Stored data:
— begin —

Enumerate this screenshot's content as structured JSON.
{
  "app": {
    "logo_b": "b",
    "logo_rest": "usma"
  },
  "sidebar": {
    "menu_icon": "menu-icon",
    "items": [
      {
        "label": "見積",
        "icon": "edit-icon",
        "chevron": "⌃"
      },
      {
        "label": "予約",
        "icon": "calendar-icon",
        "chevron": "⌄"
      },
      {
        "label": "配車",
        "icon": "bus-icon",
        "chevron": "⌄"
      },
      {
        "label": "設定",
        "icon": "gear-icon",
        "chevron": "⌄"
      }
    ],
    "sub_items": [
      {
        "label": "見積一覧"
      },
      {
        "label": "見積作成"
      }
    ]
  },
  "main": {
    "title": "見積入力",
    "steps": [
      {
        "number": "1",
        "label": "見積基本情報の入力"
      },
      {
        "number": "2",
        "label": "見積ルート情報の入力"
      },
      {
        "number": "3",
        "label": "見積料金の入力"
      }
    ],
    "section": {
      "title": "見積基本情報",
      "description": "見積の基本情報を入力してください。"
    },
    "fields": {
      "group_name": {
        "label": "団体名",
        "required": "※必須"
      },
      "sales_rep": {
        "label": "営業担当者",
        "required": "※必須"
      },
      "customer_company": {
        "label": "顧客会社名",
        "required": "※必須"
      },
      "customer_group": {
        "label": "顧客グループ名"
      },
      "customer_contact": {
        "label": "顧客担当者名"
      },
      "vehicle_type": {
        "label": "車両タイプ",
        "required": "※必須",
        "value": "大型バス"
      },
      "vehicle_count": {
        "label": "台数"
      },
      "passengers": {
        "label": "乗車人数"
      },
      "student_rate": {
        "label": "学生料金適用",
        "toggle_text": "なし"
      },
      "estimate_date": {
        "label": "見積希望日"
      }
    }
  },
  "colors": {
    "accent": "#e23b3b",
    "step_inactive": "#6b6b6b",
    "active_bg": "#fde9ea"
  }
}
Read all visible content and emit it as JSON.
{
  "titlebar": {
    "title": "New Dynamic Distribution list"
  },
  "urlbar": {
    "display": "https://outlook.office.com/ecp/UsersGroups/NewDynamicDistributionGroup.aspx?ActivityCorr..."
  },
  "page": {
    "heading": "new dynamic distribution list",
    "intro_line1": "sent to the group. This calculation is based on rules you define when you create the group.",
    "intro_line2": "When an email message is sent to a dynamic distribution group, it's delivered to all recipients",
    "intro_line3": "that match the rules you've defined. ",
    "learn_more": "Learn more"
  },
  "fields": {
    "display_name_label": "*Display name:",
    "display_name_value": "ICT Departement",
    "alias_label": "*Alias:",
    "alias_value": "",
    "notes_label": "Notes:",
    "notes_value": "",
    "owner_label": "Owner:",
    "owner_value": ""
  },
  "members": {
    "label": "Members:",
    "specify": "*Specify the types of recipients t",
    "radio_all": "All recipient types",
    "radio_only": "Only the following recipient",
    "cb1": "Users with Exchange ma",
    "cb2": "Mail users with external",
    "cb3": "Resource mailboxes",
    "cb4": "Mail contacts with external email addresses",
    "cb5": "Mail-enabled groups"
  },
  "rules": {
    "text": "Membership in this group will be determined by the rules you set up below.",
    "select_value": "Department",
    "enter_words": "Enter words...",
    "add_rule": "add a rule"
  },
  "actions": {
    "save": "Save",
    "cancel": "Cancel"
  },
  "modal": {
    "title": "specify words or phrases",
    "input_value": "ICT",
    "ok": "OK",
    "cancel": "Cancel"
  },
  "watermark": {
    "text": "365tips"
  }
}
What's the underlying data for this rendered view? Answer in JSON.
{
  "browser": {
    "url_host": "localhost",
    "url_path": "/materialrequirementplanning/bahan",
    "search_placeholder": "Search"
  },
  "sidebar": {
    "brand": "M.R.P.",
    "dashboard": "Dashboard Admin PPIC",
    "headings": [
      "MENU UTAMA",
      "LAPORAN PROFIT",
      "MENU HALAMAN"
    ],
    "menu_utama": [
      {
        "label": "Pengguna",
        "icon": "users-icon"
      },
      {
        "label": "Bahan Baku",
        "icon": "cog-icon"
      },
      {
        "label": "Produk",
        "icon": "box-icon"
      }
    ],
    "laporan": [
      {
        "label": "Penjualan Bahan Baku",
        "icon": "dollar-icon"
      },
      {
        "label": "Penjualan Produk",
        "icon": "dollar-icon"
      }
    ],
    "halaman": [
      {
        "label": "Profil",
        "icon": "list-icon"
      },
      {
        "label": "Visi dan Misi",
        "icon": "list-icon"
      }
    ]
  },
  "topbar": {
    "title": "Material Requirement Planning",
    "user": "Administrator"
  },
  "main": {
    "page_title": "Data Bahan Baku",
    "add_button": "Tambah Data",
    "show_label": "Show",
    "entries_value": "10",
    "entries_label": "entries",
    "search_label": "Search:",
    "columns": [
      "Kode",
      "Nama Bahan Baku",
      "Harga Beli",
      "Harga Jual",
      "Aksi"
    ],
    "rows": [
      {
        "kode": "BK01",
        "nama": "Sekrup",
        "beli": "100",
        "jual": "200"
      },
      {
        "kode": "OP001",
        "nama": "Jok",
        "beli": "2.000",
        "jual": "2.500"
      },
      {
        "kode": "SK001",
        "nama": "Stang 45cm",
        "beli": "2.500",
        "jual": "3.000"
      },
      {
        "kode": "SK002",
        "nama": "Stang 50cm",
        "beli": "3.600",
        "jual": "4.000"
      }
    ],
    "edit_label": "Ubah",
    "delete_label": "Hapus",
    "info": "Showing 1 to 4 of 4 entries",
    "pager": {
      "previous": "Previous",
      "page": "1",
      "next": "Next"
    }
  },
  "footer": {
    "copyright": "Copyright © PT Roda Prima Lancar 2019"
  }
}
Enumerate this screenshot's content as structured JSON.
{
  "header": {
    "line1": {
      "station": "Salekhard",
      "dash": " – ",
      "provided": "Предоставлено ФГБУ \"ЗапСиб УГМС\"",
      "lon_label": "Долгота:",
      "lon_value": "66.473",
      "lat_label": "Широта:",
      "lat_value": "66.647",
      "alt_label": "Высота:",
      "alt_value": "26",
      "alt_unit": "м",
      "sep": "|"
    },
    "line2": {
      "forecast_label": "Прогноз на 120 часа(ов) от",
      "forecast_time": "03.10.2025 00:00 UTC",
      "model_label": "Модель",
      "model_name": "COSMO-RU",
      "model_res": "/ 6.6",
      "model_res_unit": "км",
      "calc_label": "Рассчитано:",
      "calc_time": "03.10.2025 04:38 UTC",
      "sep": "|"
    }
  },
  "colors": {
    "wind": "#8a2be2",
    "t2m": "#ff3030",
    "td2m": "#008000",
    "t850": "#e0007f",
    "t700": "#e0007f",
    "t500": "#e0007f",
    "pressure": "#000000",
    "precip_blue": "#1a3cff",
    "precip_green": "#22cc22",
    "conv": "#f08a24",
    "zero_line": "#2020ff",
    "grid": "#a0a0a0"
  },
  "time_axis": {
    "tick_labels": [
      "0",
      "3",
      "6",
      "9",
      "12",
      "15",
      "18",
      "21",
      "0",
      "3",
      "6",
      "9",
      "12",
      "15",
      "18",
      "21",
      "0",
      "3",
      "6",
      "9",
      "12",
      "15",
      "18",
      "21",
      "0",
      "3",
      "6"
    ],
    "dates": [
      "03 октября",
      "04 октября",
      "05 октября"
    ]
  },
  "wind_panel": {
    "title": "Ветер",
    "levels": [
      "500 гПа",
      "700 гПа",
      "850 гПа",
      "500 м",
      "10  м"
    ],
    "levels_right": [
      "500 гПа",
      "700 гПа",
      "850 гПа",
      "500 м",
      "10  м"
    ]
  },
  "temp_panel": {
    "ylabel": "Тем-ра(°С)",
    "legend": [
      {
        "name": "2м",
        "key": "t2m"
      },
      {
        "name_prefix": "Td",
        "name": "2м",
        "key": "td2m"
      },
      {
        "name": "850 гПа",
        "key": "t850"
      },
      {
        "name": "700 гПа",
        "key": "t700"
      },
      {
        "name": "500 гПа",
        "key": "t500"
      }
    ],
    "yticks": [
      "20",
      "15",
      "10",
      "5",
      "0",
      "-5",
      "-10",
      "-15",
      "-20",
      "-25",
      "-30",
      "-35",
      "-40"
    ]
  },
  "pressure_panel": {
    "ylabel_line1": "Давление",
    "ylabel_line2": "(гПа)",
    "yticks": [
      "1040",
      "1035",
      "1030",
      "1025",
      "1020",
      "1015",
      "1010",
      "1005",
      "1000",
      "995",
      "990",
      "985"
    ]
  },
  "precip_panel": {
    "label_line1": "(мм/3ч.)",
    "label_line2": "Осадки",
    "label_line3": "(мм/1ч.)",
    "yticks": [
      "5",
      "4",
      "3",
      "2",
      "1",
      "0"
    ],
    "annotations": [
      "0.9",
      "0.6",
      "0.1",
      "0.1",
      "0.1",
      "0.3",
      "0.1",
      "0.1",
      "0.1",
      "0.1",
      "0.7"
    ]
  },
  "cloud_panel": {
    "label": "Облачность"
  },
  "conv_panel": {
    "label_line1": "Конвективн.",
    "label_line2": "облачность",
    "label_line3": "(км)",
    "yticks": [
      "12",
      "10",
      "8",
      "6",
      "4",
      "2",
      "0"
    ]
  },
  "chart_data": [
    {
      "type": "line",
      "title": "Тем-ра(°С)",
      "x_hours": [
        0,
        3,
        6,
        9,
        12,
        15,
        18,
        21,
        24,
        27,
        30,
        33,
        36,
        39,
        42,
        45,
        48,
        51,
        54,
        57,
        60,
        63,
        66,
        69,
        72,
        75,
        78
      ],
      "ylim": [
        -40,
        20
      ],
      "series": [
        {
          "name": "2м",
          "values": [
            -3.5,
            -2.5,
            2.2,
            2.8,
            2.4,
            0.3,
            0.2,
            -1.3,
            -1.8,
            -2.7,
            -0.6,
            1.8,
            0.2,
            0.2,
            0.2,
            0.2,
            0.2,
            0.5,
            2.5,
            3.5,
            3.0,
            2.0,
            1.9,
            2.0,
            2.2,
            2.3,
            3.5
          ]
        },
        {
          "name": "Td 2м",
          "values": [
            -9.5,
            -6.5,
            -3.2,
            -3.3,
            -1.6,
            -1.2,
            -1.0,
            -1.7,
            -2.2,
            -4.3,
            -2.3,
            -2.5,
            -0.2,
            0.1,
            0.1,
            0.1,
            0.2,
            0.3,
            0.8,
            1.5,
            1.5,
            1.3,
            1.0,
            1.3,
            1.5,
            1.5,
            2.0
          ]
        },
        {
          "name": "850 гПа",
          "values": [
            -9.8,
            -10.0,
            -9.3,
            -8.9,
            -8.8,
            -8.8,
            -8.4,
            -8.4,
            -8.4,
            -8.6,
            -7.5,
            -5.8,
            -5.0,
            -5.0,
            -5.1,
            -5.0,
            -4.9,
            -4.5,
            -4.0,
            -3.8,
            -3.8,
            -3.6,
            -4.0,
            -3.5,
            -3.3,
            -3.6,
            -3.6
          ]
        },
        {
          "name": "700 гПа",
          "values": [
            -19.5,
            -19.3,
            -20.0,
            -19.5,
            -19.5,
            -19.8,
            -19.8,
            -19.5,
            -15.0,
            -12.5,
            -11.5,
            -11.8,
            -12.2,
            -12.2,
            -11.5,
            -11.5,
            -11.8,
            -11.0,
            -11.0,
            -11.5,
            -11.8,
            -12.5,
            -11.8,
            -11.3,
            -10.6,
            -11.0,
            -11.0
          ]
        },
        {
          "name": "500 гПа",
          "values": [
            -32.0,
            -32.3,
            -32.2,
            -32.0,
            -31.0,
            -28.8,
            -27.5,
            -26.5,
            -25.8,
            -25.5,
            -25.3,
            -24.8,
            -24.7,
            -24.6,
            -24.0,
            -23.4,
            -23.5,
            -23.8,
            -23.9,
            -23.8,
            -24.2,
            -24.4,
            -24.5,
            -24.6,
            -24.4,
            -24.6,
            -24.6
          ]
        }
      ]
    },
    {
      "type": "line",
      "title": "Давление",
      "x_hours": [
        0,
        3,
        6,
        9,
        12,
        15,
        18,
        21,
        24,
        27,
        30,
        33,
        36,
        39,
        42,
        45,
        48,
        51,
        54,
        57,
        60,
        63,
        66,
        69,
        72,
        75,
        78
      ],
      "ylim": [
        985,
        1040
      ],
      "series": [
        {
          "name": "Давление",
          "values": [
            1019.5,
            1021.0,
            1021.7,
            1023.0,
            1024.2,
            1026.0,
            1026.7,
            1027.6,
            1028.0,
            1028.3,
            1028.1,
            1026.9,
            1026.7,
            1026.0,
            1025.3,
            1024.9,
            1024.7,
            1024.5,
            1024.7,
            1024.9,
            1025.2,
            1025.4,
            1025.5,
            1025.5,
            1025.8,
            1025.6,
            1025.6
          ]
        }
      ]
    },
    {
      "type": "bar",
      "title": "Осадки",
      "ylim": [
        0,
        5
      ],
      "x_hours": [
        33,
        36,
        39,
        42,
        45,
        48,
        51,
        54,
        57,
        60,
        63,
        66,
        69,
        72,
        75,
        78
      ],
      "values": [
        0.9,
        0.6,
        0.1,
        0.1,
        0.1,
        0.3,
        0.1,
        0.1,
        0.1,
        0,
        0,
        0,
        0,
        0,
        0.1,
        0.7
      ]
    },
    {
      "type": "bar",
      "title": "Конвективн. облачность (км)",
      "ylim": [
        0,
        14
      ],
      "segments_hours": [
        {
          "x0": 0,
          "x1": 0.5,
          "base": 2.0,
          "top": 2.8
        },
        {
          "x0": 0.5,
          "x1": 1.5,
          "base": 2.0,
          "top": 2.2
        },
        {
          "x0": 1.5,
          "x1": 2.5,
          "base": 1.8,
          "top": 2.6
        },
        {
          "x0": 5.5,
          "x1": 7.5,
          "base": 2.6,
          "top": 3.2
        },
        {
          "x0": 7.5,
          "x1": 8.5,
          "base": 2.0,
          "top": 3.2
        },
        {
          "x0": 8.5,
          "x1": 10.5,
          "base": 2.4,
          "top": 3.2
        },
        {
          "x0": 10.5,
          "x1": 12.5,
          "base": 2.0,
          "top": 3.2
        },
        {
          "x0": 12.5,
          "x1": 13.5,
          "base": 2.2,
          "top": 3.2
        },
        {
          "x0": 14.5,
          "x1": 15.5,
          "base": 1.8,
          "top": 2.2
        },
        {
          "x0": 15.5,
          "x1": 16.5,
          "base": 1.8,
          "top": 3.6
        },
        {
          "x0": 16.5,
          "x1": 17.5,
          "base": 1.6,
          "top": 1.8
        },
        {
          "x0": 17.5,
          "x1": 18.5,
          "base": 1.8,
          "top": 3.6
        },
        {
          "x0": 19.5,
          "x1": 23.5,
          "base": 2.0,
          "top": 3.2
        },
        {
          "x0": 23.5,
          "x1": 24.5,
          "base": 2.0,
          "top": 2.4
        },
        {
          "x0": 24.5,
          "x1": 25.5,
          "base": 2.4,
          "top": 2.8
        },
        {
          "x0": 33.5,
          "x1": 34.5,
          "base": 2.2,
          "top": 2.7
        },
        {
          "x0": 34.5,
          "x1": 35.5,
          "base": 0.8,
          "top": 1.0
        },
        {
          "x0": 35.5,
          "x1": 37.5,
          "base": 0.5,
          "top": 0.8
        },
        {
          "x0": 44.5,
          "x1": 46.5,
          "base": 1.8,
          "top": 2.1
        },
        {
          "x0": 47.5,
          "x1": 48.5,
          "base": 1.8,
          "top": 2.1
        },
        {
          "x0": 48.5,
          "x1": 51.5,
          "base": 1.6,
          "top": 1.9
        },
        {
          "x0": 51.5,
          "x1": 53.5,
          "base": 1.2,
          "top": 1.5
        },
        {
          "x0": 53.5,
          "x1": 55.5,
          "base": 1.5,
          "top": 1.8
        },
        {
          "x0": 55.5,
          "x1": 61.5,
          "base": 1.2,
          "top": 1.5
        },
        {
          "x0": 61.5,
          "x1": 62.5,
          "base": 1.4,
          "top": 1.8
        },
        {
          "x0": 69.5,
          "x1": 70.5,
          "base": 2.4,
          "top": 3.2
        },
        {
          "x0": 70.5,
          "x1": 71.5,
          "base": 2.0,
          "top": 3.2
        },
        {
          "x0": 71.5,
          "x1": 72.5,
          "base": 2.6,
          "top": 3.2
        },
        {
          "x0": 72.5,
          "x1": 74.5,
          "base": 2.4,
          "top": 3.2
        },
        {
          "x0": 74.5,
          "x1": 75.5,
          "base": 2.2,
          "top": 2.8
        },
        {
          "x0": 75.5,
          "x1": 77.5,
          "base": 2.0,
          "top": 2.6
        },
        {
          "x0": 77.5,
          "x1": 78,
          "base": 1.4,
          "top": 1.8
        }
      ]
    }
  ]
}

— end —

» **Required task**: Going through the data, tally the lines containing "Produk" and report only the result.

» **Solution to the exercise**: 2